[Arbeitsauftrag A]:
Was kann man laut dem Brief an Thelma, in dem Satz ab „Ich kann Dich so verstehen“, an Thelma verstehen? Nenne alle Punkte.
[Arbeitsauftrag B]:
Gib aus dem Brief an Thelma den Abschnitt von „Nur aus meiner“ bis „meiner Selbst ist.“ wortgetreu wieder.

[Leseauszug]:
____
Liebe Thelma,
nun komm ich auch noch ![]()
Ich kann Dich so verstehen, was Du Dir wünscht, was Du Dir für Mühe machst, all die Hoffnungen, die natürlich darauf basieren, gemeinsam einen Weg zu finden.
Ich denke auch nicht, daß jemand dir diese Wünsche nehmen möchte, aber.....
Nur aus meiner eigenen Erfahrung, sind Deine Vorstellungen, wie es nachher sein wird, sein soll, etwas, was Deinen Mann stark unter Druck setzen kann, denn wie Du selbst schreibst, wird er schon genug damit zutun haben, seine Zeit jetzt anders zu gestalten.
Ich kann Dir nur sagen, daß mein Ex so stark mit sich selbst beschäftigt war, daß ihm die Kraft, etwas an unserer Basis zu tun, regelrecht ausblieb. Meine Enttäuschung darüber, setzte ihn so unter Druck, weil nämlich auch meine Blicke, mein Gesichtsausdruck ein Spiegel meiner Selbst ist.
Alles, was ich Dir schreibe, dient nicht dazu, Dir zu vermitteln, daß es alles sinnlos sei, aber vielleicht, um ein bißchen Entschleunigung in Dein Vorhaben, das Leben nach seiner Therapie gestalten zu können, zu bringen. Es macht mir so sehr den Eindruck, daß dies nur ein weiterer Teil eines Kontrollverhaltens ist, was wir Co-Abhängigen so gut können.
____
[Bereitgestellte Daten]:
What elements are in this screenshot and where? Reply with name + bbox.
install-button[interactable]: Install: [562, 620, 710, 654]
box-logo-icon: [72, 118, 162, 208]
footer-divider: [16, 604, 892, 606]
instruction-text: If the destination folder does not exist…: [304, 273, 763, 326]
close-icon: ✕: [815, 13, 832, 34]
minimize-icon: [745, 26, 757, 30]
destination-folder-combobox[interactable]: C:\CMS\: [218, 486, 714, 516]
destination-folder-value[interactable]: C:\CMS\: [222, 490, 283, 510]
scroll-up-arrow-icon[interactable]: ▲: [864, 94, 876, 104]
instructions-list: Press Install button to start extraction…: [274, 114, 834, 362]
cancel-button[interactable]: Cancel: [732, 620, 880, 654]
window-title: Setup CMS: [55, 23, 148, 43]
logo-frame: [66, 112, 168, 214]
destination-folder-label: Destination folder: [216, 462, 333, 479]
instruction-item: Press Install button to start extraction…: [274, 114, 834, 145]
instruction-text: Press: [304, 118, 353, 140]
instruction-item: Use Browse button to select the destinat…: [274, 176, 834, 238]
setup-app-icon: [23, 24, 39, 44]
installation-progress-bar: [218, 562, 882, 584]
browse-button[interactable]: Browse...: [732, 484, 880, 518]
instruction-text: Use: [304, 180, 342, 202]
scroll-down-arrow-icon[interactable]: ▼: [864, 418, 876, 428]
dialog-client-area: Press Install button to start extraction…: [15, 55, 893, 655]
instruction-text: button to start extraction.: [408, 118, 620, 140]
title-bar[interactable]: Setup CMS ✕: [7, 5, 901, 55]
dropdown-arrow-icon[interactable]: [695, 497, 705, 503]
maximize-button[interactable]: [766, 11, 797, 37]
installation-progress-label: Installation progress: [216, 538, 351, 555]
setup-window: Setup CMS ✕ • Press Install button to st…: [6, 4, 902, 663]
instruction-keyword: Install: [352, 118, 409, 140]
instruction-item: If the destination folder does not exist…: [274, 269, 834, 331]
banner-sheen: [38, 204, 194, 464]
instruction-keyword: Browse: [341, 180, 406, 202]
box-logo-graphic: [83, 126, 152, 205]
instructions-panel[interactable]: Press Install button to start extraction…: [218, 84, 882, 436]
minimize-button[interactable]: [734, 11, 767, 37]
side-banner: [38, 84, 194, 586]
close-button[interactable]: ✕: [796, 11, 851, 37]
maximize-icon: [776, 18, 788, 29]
____
[Musterlösung A]:
- was Thelma sich wünscht
- was Thelma sich für Mühe macht
- all die Hoffnungen, die darauf basieren, gemeinsam einen Weg zu finden

[Musterlösung B]:
Nur aus meiner eigenen Erfahrung, sind Deine Vorstellungen, wie es nachher sein wird, sein soll, etwas, was Deinen Mann stark unter Druck setzen kann, denn wie Du selbst schreibst, wird er schon genug damit zutun haben, seine Zeit jetzt anders zu gestalten.
Ich kann Dir nur sagen, daß mein Ex so stark mit sich selbst beschäftigt war, daß ihm die Kraft, etwas an unserer Basis zu tun, regelrecht ausblieb. Meine Enttäuschung darüber, setzte ihn so unter Druck, weil nämlich auch meine Blicke, mein Gesichtsausdruck ein Spiegel meiner Selbst ist.